__TO BE DONE__. Transcribe the records below exactly as they appear.

__DATASET RECORDS__.
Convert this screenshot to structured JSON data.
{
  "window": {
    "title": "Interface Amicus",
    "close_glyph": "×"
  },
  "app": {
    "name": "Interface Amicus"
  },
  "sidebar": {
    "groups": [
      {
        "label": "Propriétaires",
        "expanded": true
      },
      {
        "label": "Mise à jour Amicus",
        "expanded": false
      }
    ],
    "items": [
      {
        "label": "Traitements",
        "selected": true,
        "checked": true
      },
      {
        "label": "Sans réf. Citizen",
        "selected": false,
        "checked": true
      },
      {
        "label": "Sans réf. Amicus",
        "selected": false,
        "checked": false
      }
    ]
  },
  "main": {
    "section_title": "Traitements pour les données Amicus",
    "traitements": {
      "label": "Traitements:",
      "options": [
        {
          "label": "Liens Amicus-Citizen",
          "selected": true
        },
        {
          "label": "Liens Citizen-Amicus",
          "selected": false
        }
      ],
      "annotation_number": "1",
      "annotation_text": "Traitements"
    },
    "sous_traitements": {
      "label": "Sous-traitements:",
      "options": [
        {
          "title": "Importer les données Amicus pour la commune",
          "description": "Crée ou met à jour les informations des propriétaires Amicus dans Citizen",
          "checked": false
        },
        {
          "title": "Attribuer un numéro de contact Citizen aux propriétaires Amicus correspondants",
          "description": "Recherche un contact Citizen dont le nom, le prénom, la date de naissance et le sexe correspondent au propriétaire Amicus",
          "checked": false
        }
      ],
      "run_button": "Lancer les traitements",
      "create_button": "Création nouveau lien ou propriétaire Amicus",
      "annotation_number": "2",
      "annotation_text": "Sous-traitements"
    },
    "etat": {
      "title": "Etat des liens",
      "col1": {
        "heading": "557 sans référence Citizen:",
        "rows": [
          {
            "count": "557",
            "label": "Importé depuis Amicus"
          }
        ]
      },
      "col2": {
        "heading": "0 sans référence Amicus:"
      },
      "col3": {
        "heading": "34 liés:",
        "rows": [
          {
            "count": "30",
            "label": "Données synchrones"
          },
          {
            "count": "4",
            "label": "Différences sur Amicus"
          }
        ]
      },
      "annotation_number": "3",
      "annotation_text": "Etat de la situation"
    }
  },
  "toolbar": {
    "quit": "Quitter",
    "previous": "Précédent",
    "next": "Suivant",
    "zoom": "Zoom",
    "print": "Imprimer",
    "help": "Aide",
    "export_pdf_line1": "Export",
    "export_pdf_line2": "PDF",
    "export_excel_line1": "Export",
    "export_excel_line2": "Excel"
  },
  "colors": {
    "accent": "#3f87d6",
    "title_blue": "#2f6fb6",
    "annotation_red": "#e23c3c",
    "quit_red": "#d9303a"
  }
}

__EXERCISE RESULT__.
Convert this screenshot to structured JSON data.
{
  "window": {
    "title": "Interface Amicus",
    "close_glyph": "×"
  },
  "app": {
    "name": "Interface Amicus"
  },
  "sidebar": {
    "groups": [
      {
        "label": "Propriétaires",
        "expanded": true
      },
      {
        "label": "Mise à jour Amicus",
        "expanded": false
      }
    ],
    "items": [
      {
        "label": "Traitements",
        "selected": true,
        "checked": true
      },
      {
        "label": "Sans réf. Citizen",
        "selected": false,
        "checked": true
      },
      {
        "label": "Sans réf. Amicus",
        "selected": false,
        "checked": false
      }
    ]
  },
  "main": {
    "section_title": "Traitements pour les données Amicus",
    "traitements": {
      "label": "Traitements:",
      "options": [
        {
          "label": "Liens Amicus-Citizen",
          "selected": true
        },
        {
          "label": "Liens Citizen-Amicus",
          "selected": false
        }
      ],
      "annotation_number": "1",
      "annotation_text": "Traitements"
    },
    "sous_traitements": {
      "label": "Sous-traitements:",
      "options": [
        {
          "title": "Importer les données Amicus pour la commune",
          "description": "Crée ou met à jour les informations des propriétaires Amicus dans Citizen",
          "checked": false
        },
        {
          "title": "Attribuer un numéro de contact Citizen aux propriétaires Amicus correspondants",
          "description": "Recherche un contact Citizen dont le nom, le prénom, la date de naissance et le sexe correspondent au propriétaire Amicus",
          "checked": false
        }
      ],
      "run_button": "Lancer les traitements",
      "create_button": "Création nouveau lien ou propriétaire Amicus",
      "annotation_number": "2",
      "annotation_text": "Sous-traitements"
    },
    "etat": {
      "title": "Etat des liens",
      "col1": {
        "heading": "557 sans référence Citizen:",
        "rows": [
          {
            "count": "557",
            "label": "Importé depuis Amicus"
          }
        ]
      },
      "col2": {
        "heading": "0 sans référence Amicus:"
      },
      "col3": {
        "heading": "34 liés:",
        "rows": [
          {
            "count": "30",
            "label": "Données synchrones"
          },
          {
            "count": "4",
            "label": "Différences sur Amicus"
          }
        ]
      },
      "annotation_number": "3",
      "annotation_text": "Etat de la situation"
    }
  },
  "toolbar": {
    "quit": "Quitter",
    "previous": "Précédent",
    "next": "Suivant",
    "zoom": "Zoom",
    "print": "Imprimer",
    "help": "Aide",
    "export_pdf_line1": "Export",
    "export_pdf_line2": "PDF",
    "export_excel_line1": "Export",
    "export_excel_line2": "Excel"
  },
  "colors": {
    "accent": "#3f87d6",
    "title_blue": "#2f6fb6",
    "annotation_red": "#e23c3c",
    "quit_red": "#d9303a"
  }
}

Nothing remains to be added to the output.